### RECORDS FOR PROCESSING
________________________________________

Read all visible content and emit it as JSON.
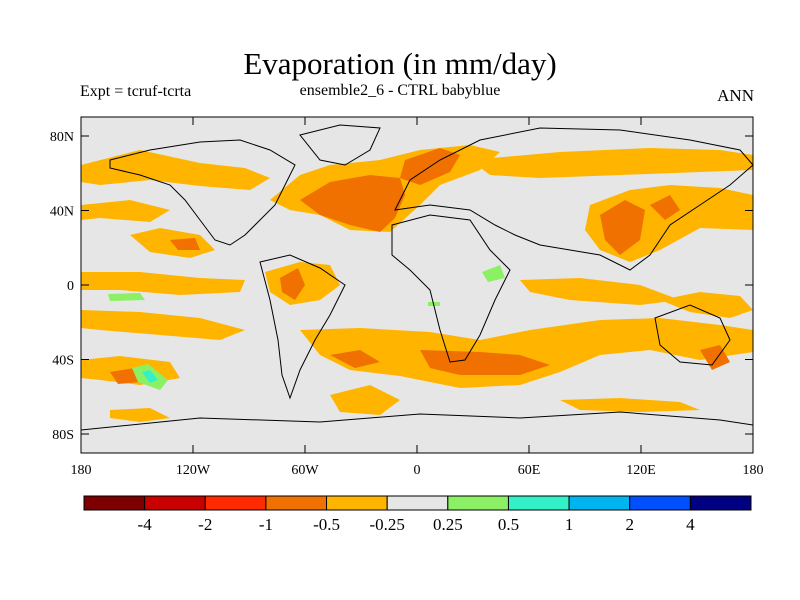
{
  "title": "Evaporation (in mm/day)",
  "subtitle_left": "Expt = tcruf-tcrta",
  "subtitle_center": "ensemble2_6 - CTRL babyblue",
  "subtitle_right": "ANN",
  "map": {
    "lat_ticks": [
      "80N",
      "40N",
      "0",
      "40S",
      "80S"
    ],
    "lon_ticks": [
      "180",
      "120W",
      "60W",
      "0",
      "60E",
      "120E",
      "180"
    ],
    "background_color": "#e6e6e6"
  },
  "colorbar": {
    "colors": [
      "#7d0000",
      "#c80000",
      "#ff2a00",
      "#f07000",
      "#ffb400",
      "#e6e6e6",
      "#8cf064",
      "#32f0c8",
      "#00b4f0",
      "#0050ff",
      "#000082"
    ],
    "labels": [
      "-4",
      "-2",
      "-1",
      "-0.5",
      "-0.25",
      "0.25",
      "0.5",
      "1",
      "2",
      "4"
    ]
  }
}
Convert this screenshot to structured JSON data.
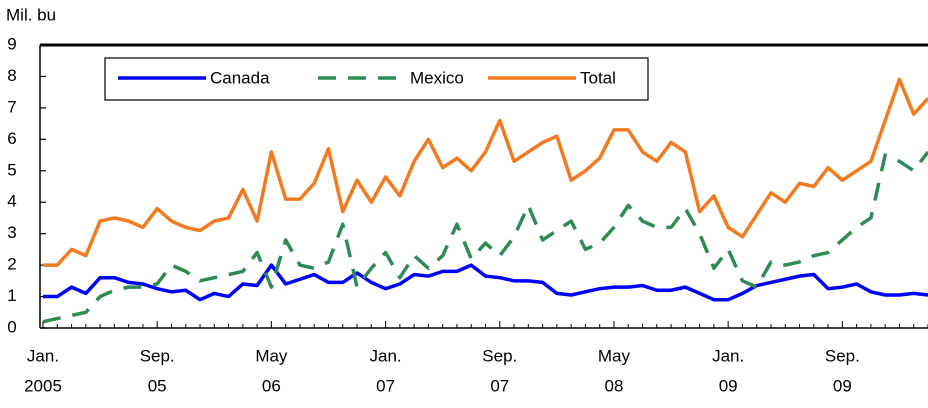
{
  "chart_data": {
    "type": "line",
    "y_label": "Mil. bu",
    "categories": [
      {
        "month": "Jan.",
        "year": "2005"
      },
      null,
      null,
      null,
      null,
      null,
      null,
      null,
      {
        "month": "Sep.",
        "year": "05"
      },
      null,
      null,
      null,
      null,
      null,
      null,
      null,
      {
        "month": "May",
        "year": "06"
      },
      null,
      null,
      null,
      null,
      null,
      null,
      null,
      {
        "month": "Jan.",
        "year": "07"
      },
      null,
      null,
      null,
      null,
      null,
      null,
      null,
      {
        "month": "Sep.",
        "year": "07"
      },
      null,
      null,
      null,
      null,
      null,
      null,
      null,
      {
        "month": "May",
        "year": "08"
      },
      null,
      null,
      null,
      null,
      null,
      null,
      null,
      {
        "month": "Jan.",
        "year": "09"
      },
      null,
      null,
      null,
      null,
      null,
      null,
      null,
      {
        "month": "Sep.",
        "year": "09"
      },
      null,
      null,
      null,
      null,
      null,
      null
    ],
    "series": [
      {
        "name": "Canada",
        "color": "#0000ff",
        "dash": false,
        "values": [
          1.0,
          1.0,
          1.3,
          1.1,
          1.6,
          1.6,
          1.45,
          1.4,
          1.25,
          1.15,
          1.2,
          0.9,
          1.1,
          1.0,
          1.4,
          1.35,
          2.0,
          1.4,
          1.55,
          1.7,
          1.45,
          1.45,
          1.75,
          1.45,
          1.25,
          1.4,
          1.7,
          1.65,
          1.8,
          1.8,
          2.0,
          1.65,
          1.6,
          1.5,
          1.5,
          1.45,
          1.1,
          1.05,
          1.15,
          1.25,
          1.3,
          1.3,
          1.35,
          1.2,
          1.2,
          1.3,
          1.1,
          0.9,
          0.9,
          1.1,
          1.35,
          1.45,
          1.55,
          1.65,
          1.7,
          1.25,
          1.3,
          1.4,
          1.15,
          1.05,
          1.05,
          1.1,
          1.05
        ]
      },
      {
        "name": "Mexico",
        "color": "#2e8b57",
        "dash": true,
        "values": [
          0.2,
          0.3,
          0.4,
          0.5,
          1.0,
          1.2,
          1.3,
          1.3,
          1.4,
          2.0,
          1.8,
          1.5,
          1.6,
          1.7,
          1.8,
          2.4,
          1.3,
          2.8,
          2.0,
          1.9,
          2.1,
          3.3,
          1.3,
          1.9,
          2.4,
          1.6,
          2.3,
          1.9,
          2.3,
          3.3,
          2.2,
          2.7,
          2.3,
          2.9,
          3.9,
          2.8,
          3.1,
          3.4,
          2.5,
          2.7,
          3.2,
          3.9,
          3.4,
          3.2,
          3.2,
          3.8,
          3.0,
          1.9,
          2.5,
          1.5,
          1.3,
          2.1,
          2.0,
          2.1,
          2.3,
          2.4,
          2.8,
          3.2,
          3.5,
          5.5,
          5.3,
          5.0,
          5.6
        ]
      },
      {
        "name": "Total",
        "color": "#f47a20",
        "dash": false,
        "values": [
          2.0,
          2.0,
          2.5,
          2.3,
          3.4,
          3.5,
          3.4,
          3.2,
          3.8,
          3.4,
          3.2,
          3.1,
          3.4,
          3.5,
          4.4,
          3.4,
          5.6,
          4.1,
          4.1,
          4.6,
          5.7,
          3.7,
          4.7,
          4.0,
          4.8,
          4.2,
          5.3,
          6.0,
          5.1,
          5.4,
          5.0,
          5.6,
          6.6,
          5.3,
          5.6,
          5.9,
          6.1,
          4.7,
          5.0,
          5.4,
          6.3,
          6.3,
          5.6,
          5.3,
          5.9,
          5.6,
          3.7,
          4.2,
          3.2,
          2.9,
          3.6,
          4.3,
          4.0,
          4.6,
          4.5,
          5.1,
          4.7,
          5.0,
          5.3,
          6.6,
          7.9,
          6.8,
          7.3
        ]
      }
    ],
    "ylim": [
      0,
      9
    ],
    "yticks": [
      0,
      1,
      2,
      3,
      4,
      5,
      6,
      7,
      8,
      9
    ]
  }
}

________________________________________

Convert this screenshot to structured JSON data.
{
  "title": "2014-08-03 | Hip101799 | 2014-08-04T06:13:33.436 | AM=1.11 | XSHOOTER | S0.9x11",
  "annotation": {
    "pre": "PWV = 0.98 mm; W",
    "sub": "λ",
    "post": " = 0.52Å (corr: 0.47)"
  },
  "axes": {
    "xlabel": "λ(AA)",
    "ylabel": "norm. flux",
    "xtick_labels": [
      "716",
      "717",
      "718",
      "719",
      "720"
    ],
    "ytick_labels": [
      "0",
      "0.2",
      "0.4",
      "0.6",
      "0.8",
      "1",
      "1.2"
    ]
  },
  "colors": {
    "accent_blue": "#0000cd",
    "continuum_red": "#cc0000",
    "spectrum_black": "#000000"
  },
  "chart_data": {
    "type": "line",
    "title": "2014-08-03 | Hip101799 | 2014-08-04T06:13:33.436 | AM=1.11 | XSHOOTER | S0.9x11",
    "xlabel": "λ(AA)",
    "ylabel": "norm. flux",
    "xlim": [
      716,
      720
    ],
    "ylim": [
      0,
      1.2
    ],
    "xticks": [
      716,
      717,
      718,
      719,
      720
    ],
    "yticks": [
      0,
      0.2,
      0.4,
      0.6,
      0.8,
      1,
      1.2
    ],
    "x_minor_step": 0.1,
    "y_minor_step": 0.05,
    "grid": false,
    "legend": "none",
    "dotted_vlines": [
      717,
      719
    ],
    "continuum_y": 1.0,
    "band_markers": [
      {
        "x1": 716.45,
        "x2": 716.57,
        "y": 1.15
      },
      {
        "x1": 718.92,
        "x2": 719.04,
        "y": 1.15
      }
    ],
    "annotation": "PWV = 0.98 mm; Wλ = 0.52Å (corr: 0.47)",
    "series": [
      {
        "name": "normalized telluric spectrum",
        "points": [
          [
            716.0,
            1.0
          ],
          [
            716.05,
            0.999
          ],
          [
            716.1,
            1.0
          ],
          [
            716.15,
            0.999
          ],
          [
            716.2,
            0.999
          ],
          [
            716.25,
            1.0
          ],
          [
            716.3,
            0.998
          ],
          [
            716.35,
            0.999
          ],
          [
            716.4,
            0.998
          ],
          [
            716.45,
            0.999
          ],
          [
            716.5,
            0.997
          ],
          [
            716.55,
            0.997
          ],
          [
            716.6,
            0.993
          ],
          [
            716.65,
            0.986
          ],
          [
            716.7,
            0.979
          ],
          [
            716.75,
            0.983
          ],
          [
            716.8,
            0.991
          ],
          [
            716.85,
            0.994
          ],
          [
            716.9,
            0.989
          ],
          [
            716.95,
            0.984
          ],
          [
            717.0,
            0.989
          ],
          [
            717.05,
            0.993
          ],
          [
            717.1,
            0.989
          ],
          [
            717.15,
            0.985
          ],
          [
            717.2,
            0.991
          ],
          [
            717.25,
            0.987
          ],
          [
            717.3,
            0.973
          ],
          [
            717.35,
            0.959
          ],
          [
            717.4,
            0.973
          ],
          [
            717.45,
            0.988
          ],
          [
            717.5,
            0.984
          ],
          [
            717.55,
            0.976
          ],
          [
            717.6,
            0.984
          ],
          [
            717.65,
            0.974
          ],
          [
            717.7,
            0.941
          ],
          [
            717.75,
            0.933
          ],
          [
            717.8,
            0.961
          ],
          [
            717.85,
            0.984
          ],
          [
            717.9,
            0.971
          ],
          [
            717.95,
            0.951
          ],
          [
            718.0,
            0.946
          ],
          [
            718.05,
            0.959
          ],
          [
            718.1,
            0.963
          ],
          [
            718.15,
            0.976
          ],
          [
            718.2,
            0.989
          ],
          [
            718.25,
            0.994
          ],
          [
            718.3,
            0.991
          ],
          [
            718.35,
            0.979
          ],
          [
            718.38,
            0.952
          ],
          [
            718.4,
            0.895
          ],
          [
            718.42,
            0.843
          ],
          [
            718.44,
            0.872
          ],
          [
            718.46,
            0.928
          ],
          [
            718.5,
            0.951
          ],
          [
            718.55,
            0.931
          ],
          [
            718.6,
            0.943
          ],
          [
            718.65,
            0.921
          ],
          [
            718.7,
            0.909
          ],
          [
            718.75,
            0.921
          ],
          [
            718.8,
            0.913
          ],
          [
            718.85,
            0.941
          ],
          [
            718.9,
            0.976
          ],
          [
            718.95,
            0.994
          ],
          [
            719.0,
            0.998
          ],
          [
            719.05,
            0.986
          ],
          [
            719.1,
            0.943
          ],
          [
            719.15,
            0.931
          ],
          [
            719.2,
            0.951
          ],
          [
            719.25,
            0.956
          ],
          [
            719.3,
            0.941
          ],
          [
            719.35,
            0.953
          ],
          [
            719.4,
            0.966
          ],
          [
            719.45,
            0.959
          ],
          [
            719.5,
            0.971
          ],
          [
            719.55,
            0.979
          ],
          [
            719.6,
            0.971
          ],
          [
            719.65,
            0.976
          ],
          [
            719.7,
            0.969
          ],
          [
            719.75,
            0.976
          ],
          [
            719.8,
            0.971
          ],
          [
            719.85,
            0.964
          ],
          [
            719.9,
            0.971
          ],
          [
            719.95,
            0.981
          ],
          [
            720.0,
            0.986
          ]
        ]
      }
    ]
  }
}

________________________________________

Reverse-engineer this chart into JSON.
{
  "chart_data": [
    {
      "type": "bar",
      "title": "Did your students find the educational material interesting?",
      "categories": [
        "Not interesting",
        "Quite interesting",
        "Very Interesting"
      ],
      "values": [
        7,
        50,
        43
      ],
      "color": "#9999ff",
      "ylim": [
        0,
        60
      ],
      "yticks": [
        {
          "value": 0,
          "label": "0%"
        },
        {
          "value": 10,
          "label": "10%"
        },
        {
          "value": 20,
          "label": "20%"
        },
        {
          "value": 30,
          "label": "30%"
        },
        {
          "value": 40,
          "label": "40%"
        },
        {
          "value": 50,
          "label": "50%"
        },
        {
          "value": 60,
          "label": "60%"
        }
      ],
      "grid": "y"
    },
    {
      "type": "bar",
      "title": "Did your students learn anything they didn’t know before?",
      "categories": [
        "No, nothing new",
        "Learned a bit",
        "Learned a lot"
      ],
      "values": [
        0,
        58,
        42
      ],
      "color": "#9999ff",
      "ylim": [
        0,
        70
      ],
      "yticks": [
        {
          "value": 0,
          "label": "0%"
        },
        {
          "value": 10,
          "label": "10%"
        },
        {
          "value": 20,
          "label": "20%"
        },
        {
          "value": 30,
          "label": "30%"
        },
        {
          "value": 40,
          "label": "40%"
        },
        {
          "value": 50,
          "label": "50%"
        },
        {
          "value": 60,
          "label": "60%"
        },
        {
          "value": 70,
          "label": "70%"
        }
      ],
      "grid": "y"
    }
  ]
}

________________________________________

From the entries above, list each line with "students" in it.

### RESULT OF THIS EXERCISE
      "title": "Did your students find the educational material interesting?",
      "title": "Did your students learn anything they didn’t know before?",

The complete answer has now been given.